**Data provided:**
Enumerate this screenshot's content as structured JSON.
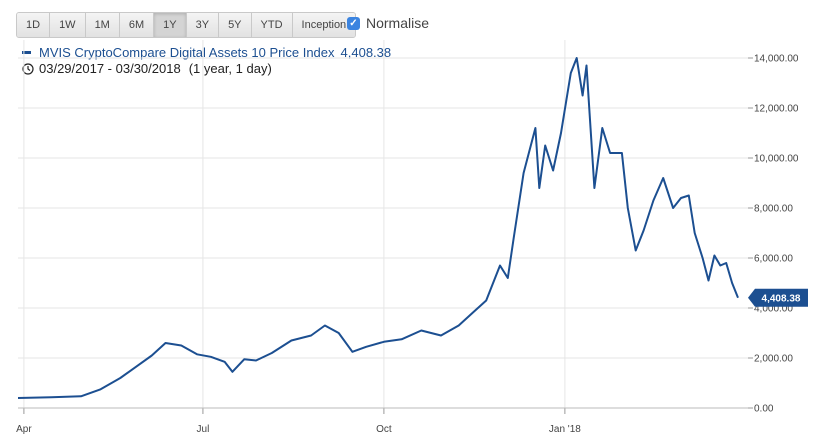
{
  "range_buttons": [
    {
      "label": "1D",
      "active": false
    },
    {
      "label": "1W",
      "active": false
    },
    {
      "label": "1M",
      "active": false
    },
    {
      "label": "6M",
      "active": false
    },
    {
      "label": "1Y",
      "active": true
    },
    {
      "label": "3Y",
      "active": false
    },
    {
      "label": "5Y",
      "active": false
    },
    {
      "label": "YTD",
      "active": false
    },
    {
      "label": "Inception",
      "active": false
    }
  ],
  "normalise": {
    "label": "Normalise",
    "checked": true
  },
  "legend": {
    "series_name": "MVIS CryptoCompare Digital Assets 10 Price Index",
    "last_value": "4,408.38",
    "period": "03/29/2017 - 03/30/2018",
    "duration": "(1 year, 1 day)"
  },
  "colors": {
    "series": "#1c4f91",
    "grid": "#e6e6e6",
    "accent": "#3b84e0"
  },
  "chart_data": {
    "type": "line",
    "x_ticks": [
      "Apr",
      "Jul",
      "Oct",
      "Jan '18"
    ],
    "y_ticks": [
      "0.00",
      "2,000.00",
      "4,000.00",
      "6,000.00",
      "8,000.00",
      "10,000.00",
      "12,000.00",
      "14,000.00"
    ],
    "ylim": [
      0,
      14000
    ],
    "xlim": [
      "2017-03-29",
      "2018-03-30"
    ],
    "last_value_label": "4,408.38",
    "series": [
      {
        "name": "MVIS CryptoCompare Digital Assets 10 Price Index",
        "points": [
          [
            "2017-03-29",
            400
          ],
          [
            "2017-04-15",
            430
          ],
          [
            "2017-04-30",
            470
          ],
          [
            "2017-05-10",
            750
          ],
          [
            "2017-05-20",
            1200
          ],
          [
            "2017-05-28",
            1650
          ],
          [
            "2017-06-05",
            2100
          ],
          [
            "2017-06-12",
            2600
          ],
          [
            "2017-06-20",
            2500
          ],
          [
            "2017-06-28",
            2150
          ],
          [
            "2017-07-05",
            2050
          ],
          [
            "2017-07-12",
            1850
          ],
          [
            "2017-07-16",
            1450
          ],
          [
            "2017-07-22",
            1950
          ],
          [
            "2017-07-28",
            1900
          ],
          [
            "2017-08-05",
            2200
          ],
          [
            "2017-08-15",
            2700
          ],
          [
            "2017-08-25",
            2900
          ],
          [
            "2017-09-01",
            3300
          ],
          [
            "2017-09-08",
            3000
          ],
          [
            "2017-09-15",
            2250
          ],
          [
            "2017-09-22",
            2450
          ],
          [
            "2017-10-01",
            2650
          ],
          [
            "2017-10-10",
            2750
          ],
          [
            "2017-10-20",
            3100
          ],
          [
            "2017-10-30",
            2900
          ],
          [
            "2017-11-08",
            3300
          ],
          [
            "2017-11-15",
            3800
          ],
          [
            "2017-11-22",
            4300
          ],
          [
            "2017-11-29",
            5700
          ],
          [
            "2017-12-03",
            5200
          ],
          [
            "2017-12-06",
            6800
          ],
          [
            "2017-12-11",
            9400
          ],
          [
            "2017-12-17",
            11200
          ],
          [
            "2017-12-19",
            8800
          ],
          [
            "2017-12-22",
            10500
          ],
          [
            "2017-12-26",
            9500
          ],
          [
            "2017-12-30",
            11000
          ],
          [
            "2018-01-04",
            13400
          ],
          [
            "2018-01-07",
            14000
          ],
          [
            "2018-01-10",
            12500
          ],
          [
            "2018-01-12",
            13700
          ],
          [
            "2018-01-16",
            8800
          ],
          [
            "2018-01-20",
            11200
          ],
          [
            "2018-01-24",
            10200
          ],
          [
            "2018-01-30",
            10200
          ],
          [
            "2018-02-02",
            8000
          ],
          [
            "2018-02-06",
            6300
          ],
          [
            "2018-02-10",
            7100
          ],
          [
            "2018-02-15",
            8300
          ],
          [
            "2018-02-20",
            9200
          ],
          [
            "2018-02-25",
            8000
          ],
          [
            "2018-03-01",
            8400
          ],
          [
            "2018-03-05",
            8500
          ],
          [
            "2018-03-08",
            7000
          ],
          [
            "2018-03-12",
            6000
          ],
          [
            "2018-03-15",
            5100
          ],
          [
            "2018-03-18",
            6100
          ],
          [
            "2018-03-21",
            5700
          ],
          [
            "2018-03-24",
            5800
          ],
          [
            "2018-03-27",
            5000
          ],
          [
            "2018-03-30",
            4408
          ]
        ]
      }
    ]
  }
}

**What you will do:**
Find how many lines of the material carry the string "MVIS". Only the number should be in the answer.

**The result:**
2